- WHAT TO DO: Find each line containing the string "views". Copy it.

## START

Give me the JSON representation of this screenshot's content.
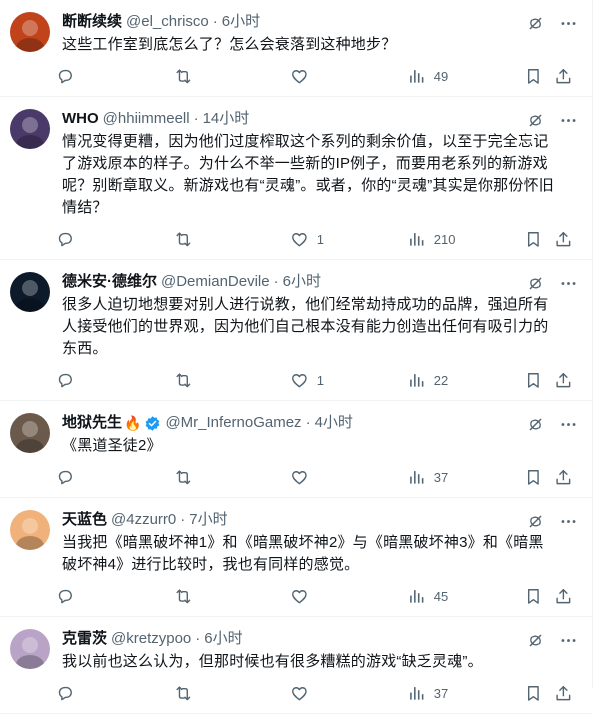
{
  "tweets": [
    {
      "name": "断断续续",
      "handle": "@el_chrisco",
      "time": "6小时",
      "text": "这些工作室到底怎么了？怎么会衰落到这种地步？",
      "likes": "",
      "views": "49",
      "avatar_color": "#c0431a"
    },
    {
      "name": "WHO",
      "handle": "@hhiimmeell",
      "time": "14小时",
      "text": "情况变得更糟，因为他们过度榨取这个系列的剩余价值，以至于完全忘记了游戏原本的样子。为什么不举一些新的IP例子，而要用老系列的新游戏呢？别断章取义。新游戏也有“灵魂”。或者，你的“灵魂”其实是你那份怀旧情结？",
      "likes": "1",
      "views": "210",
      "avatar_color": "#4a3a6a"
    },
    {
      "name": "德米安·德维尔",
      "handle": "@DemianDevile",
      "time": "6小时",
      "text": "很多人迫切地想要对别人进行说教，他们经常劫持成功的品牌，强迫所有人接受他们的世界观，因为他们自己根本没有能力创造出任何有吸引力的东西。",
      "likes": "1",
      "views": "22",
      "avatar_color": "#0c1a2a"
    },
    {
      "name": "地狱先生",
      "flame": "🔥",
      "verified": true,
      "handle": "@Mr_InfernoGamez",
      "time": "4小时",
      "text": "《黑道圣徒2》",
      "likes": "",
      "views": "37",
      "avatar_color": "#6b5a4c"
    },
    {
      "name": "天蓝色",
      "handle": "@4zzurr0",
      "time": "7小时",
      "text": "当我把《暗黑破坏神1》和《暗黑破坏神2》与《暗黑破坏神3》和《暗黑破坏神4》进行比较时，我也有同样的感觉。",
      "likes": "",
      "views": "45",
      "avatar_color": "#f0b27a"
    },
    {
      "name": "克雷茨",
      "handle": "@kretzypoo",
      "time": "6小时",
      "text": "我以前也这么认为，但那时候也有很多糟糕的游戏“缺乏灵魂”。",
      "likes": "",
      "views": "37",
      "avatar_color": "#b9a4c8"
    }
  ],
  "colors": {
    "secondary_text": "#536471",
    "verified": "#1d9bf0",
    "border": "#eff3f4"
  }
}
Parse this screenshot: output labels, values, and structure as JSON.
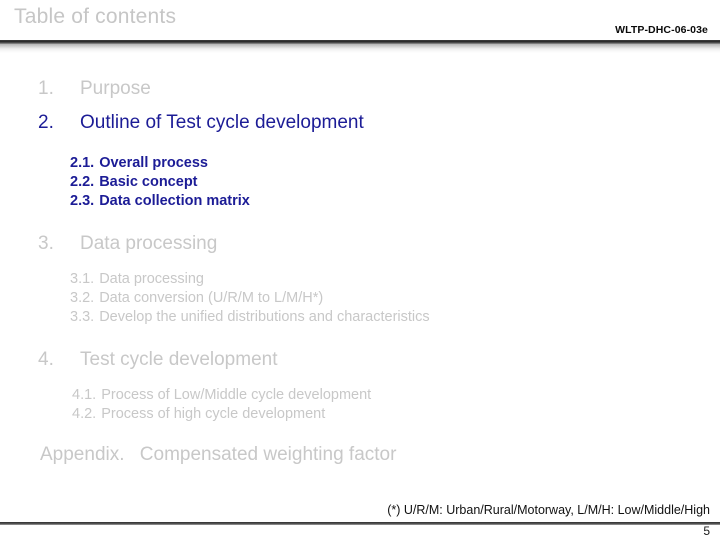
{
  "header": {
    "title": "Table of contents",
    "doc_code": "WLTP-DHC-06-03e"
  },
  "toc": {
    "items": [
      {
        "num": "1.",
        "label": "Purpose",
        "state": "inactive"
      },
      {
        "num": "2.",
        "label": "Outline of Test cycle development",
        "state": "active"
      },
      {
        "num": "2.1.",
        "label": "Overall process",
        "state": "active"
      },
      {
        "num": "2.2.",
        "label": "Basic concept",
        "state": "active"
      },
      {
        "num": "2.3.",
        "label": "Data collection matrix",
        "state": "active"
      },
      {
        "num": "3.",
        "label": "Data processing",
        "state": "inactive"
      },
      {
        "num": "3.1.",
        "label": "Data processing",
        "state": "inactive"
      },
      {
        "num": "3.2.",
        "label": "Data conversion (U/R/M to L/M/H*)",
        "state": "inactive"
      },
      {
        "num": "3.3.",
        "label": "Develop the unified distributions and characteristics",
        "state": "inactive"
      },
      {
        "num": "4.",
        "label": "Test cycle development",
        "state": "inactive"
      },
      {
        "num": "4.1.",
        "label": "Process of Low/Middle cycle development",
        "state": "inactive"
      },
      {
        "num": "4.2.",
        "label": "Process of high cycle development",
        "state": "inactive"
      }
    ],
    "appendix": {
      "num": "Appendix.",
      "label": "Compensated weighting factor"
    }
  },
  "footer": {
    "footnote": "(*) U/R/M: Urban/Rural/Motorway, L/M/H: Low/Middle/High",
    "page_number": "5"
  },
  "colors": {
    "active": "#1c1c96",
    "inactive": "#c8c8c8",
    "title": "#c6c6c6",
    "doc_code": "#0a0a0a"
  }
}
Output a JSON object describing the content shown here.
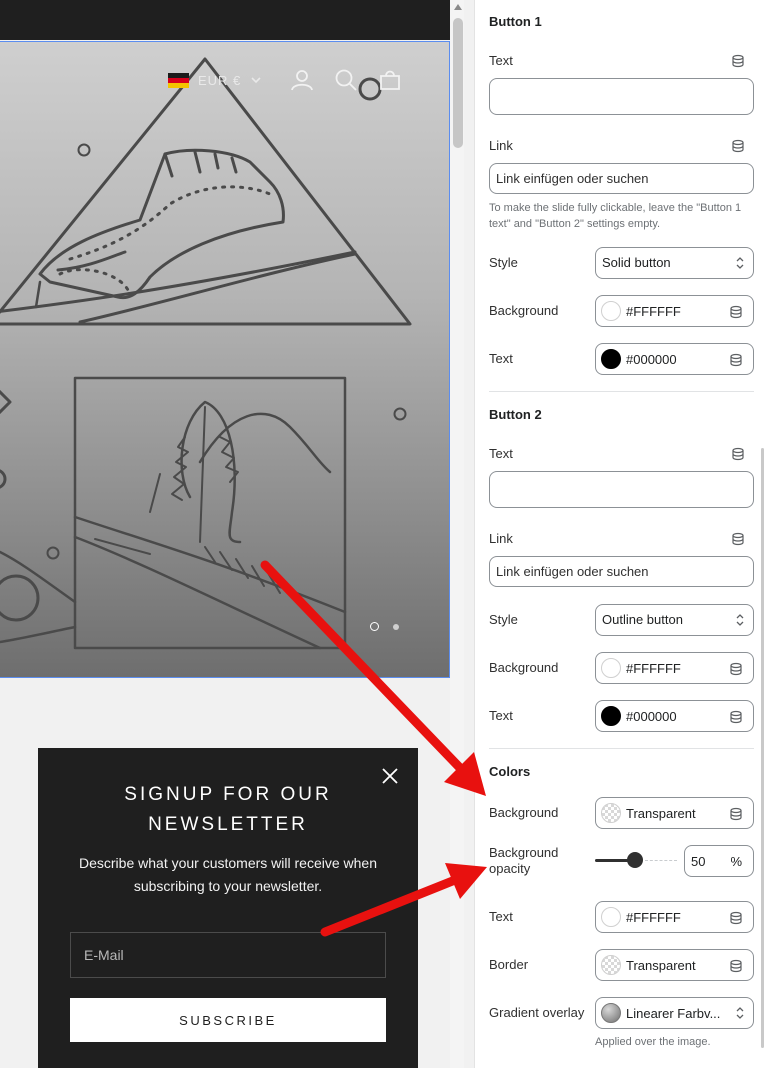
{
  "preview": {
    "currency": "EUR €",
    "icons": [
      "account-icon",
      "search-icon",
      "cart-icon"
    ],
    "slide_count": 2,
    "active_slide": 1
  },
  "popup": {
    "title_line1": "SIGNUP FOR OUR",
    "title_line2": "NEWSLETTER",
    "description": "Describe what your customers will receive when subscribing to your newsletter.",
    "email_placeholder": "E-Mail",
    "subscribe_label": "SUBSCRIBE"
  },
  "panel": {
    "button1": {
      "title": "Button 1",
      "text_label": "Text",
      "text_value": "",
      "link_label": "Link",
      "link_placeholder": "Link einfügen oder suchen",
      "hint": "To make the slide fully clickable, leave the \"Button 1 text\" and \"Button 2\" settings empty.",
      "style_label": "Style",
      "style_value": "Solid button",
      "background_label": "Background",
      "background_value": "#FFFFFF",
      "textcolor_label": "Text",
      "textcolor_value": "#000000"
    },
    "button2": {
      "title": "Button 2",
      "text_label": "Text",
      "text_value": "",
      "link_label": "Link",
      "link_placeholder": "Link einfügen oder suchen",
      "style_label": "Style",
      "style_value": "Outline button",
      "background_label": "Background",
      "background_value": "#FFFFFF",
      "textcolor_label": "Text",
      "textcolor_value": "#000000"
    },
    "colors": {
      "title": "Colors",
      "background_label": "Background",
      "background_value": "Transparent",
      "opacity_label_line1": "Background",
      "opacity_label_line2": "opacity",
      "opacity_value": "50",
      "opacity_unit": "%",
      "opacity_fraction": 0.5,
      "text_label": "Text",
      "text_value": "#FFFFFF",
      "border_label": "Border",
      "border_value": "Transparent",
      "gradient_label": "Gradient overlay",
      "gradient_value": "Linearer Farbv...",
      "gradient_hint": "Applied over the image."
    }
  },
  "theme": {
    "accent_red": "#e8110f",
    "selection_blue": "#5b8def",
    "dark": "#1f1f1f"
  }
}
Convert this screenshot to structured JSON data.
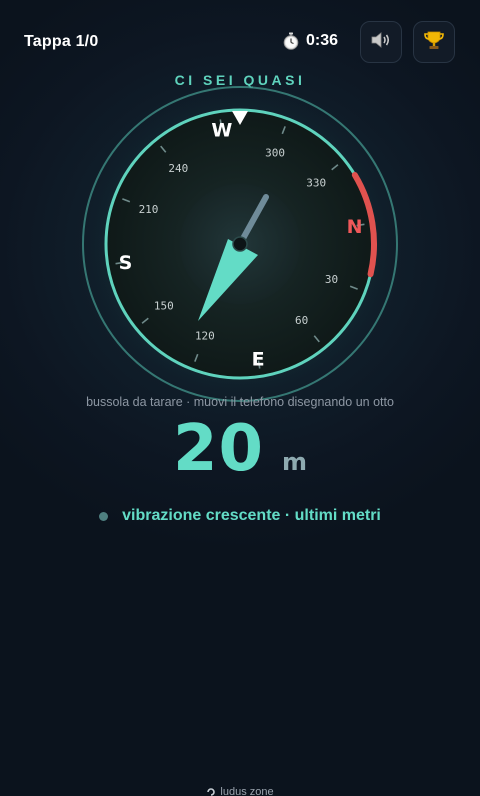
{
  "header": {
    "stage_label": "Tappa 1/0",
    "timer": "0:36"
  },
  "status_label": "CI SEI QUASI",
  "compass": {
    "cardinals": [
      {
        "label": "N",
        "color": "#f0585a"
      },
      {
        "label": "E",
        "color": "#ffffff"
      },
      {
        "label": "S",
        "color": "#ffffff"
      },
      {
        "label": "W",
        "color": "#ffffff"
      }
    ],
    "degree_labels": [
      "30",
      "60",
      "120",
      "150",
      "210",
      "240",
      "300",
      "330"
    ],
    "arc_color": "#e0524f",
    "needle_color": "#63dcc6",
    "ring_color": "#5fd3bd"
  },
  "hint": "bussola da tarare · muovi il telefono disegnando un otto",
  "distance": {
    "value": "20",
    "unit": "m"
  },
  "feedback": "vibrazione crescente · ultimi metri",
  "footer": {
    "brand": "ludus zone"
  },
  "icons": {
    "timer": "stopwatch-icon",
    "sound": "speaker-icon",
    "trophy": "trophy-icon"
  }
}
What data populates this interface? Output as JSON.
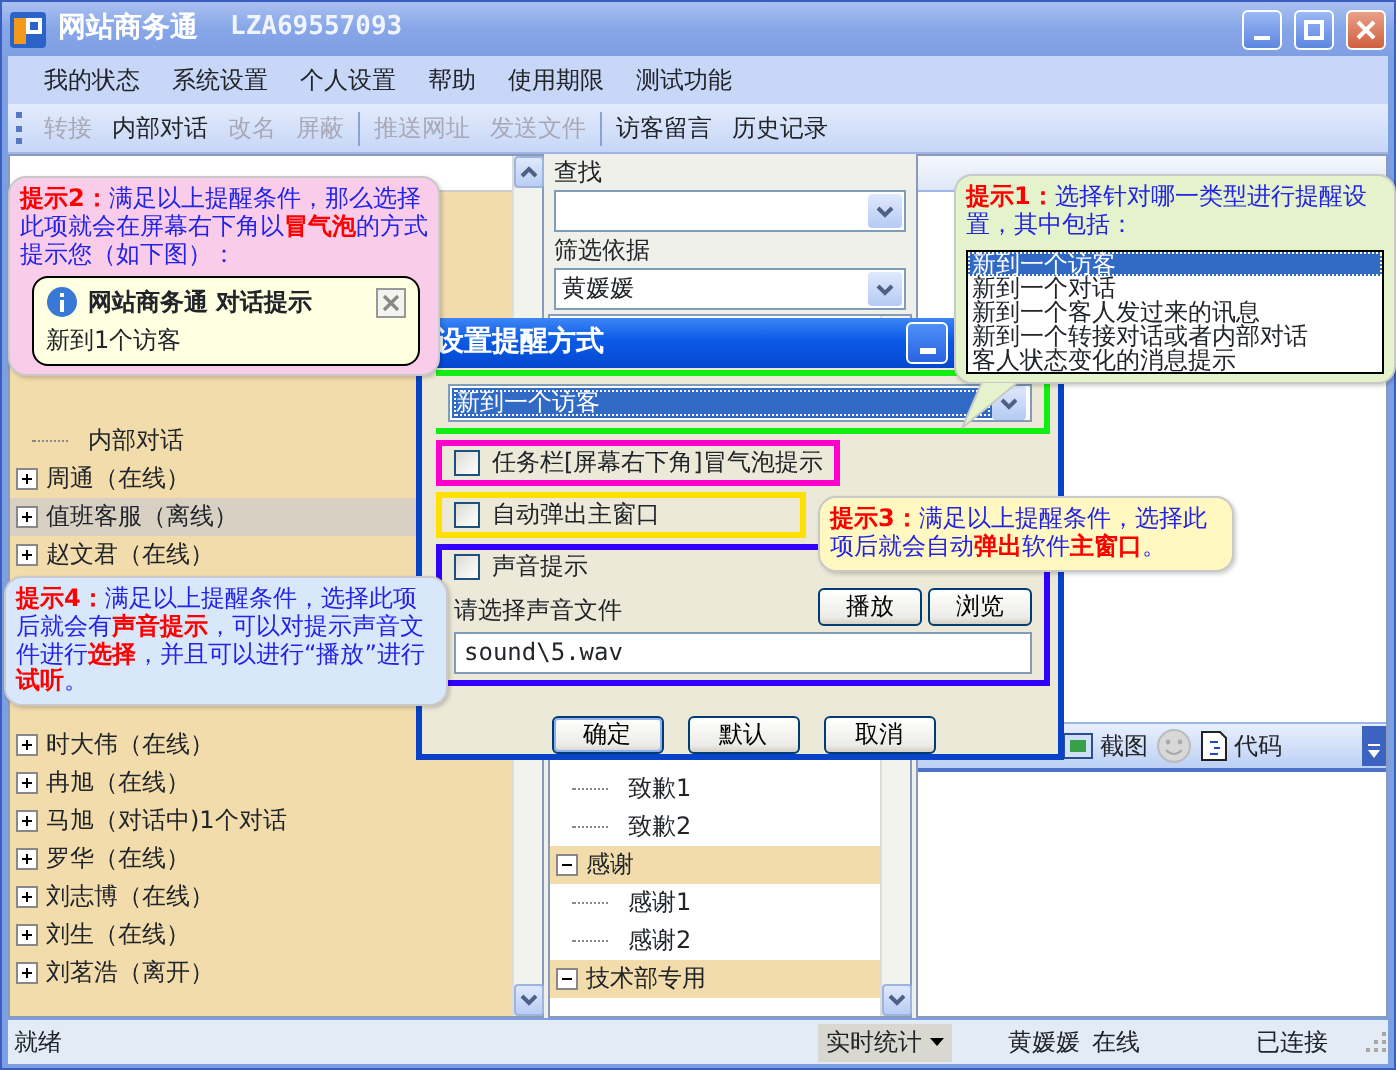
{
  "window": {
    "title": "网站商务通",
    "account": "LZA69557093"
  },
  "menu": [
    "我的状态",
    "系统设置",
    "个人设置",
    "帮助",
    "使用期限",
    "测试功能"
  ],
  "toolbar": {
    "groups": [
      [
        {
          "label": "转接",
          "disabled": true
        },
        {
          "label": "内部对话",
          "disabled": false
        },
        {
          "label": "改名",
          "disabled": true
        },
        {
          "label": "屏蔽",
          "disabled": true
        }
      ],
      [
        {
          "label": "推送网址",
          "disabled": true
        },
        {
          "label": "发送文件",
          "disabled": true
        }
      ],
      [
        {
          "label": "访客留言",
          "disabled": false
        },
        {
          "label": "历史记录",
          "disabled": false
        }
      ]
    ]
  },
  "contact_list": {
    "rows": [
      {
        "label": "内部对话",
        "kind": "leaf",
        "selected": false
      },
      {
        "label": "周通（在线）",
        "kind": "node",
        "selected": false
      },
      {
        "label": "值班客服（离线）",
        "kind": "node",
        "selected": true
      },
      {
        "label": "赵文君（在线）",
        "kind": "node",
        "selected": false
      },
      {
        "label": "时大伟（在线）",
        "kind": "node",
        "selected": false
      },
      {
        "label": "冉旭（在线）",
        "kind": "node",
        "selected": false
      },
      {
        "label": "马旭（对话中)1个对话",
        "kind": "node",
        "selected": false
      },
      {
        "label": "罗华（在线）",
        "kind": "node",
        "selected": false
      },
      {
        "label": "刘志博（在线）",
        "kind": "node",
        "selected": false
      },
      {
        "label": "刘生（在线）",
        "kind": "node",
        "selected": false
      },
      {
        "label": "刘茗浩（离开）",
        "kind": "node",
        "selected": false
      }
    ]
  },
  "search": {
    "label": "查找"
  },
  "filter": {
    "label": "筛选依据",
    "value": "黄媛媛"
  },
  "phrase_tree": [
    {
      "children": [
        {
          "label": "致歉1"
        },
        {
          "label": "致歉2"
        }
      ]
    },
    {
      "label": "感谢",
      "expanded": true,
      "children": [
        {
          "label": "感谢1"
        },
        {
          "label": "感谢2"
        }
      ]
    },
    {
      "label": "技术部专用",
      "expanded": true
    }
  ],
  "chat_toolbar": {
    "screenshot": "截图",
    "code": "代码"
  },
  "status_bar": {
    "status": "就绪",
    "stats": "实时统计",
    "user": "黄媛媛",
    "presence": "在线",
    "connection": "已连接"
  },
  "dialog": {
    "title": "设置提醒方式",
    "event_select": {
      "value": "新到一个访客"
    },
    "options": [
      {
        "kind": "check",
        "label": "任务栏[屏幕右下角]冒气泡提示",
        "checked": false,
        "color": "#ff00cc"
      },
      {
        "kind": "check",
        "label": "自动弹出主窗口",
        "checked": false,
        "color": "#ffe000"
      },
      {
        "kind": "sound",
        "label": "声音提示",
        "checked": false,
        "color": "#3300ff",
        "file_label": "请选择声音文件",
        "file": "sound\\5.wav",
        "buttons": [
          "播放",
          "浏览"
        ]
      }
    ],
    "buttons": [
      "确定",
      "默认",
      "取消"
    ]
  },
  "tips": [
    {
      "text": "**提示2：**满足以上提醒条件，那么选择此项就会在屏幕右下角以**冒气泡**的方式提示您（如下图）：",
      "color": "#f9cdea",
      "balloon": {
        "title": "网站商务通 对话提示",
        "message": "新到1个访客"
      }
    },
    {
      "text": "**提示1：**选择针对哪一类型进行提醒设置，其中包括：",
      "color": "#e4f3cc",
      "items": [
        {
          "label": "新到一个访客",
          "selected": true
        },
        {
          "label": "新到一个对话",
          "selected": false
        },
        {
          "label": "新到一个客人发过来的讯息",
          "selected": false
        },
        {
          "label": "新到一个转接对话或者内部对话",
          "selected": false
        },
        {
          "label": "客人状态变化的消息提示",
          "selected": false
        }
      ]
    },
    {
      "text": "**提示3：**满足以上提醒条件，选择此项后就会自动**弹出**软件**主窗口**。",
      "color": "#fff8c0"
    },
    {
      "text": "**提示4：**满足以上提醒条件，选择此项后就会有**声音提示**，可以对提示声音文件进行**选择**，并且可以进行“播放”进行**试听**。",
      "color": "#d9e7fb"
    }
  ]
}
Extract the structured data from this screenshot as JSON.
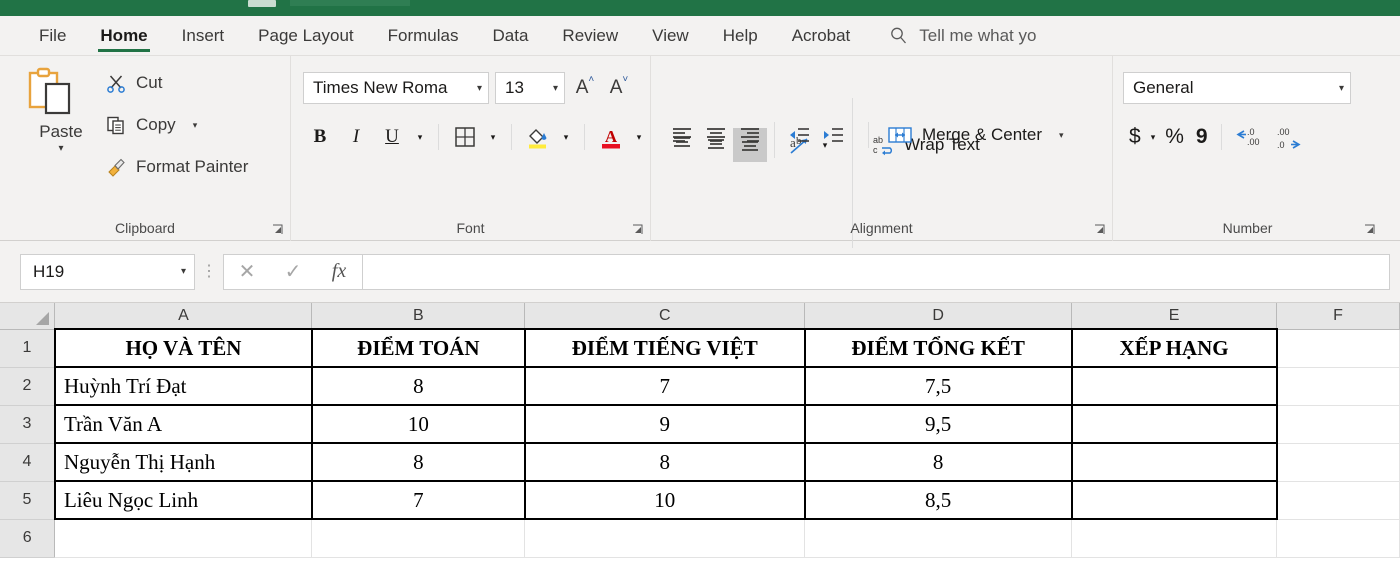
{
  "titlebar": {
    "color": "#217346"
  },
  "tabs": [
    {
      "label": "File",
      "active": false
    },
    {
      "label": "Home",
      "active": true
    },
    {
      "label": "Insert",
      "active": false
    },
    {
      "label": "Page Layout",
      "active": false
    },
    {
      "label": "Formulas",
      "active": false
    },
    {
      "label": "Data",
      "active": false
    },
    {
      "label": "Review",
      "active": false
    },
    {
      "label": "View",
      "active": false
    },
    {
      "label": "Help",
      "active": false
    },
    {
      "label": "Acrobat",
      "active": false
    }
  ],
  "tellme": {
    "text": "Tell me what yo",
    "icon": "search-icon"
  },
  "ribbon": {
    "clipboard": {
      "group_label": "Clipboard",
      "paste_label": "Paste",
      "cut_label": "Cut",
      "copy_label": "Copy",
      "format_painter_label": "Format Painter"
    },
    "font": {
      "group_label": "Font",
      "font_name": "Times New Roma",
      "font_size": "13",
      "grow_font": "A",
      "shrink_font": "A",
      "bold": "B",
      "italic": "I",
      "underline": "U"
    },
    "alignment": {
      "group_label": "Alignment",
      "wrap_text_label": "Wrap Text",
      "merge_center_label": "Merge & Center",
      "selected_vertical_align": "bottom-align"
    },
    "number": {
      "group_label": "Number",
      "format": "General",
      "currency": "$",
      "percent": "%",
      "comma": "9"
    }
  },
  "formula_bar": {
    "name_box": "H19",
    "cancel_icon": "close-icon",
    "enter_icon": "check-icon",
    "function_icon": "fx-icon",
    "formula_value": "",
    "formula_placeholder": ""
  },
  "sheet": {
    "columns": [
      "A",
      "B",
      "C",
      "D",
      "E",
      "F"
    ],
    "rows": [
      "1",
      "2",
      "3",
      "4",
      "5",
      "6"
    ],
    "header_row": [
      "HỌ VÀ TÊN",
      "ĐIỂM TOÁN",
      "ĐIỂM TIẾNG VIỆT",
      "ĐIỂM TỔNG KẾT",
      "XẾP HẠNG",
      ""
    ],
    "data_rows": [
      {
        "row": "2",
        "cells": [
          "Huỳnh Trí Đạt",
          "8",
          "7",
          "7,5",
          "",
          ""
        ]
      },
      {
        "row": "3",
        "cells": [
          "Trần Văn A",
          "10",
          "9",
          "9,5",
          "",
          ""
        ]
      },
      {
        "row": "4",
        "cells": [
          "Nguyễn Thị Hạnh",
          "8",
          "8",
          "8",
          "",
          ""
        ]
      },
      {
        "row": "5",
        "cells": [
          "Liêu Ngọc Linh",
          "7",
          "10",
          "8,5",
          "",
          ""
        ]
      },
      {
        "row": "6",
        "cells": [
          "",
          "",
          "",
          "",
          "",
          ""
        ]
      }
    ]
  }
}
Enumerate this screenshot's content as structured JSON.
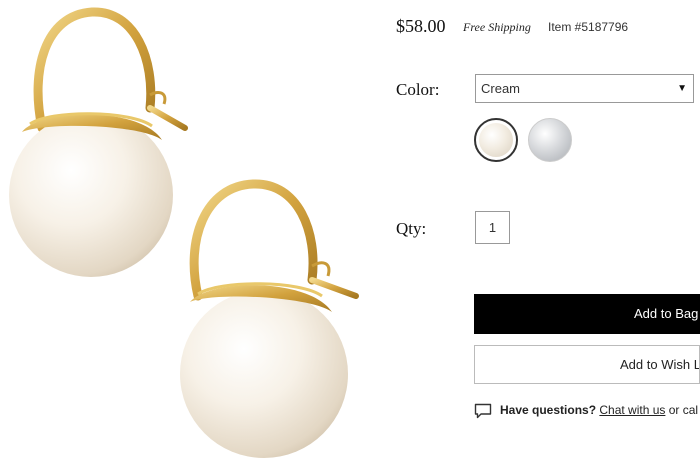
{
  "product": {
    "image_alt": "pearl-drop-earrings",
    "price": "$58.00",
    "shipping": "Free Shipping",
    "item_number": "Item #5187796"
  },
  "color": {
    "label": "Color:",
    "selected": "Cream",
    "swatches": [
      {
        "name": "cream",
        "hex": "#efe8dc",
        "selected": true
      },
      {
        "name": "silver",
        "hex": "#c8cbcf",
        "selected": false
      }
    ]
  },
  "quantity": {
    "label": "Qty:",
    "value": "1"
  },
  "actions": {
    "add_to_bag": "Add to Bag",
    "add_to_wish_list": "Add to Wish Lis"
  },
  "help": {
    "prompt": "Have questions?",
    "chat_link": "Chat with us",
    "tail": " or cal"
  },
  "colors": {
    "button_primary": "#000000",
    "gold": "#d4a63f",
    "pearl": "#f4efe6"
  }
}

## END

- RESULT BELOW:
      "views": "49",
      "views": "210",
      "views": "22",
      "views": "37",
      "views": "45",
      "views": "37",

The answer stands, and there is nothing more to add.